+++ LISTED ENTRIES

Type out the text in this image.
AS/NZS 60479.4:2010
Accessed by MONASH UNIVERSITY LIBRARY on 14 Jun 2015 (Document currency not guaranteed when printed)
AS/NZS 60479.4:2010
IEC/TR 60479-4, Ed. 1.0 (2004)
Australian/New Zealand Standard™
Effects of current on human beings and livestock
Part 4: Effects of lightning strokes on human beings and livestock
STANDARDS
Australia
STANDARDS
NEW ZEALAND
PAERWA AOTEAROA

++++++

● SHORT PROBLEM: All the entries above need to be reproduced exactly.

● WRITTEN RESPONSE:
Type out the text in this image.
AS/NZS 60479.4:2010
Accessed by MONASH UNIVERSITY LIBRARY on 14 Jun 2015 (Document currency not guaranteed when printed)
AS/NZS 60479.4:2010
IEC/TR 60479-4, Ed. 1.0 (2004)
Australian/New Zealand Standard™
Effects of current on human beings and livestock
Part 4: Effects of lightning strokes on human beings and livestock
STANDARDS
Australia
STANDARDS
NEW ZEALAND
PAERWA AOTEAROA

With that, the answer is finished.